(Stored entries)
+++++

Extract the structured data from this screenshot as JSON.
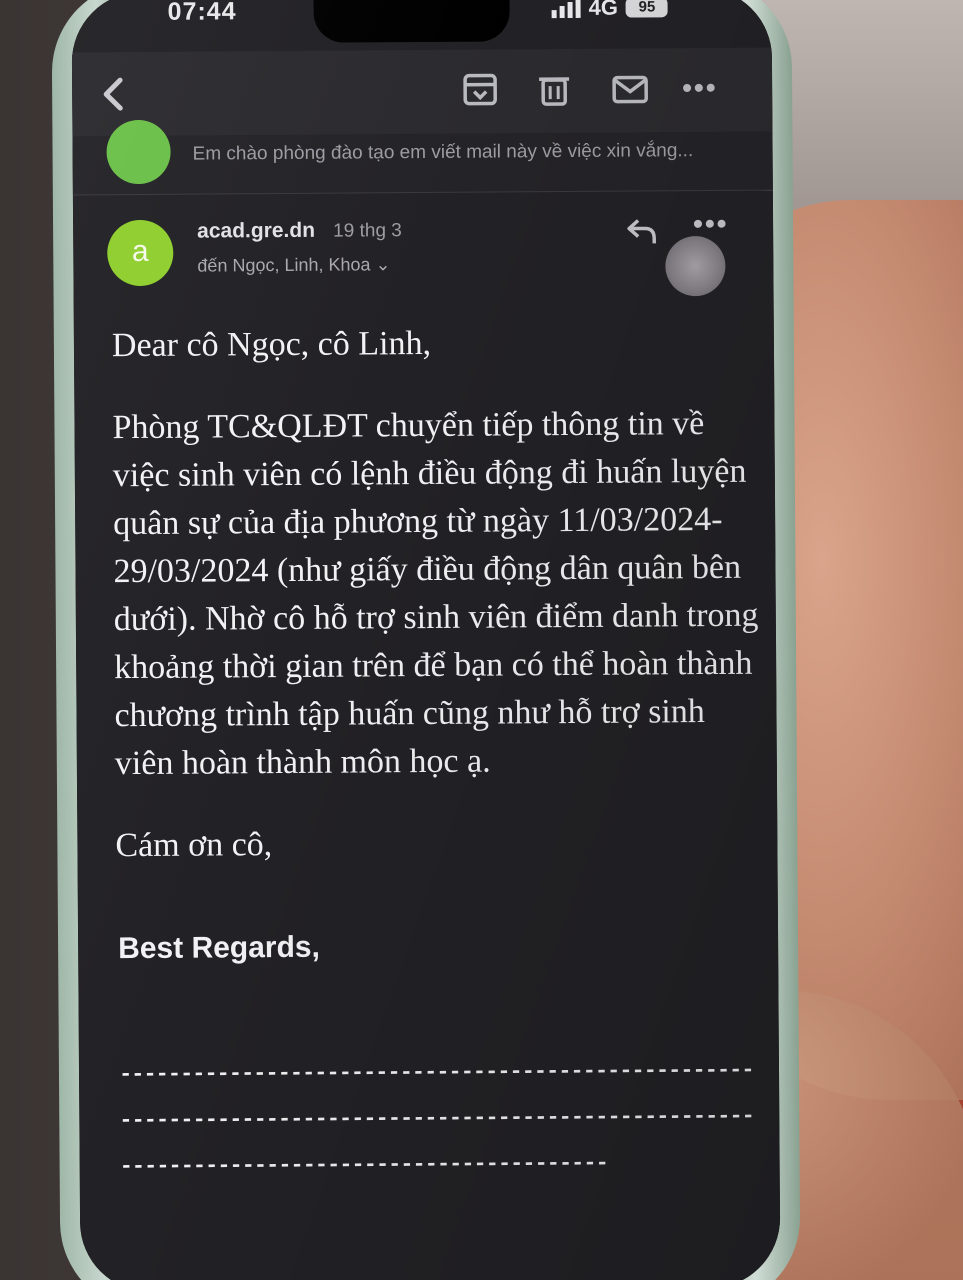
{
  "status_bar": {
    "time": "07:44",
    "network": "4G",
    "battery": "95"
  },
  "toolbar": {
    "icons": [
      "back-chevron-icon",
      "archive-icon",
      "trash-icon",
      "mail-icon",
      "more-icon"
    ]
  },
  "thread_preview": {
    "snippet": "Em chào phòng đào tạo em viết mail này về việc xin vắng..."
  },
  "message": {
    "avatar_letter": "a",
    "sender": "acad.gre.dn",
    "date": "19 thg 3",
    "recipients": "đến Ngọc, Linh, Khoa ⌄",
    "greeting": "Dear cô Ngọc, cô Linh,",
    "paragraph": "Phòng TC&QLĐT chuyển tiếp thông tin về việc sinh viên có lệnh điều động đi huấn luyện quân sự của địa phương từ ngày 11/03/2024-29/03/2024 (như giấy điều động dân quân bên dưới). Nhờ cô hỗ trợ sinh viên điểm danh trong khoảng thời gian trên để bạn có thể hoàn thành chương trình tập huấn cũng như hỗ trợ sinh viên hoàn thành môn học ạ.",
    "thanks": "Cám ơn cô,",
    "signoff": "Best Regards,",
    "separator": "------------------------------------------------------------------------------------------------------------------------------------------------"
  },
  "colors": {
    "screen_bg": "#222125",
    "avatar_green": "#8fce2e",
    "text": "#f2f2f4"
  }
}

+++++

§ **WORK REQUIRED**:
Look for "mail" and pull out every line that has it.

§ **THE COMPLETED TASK**:
      "mail-icon",
    "snippet": "Em chào phòng đào tạo em viết mail này về việc xin vắng..."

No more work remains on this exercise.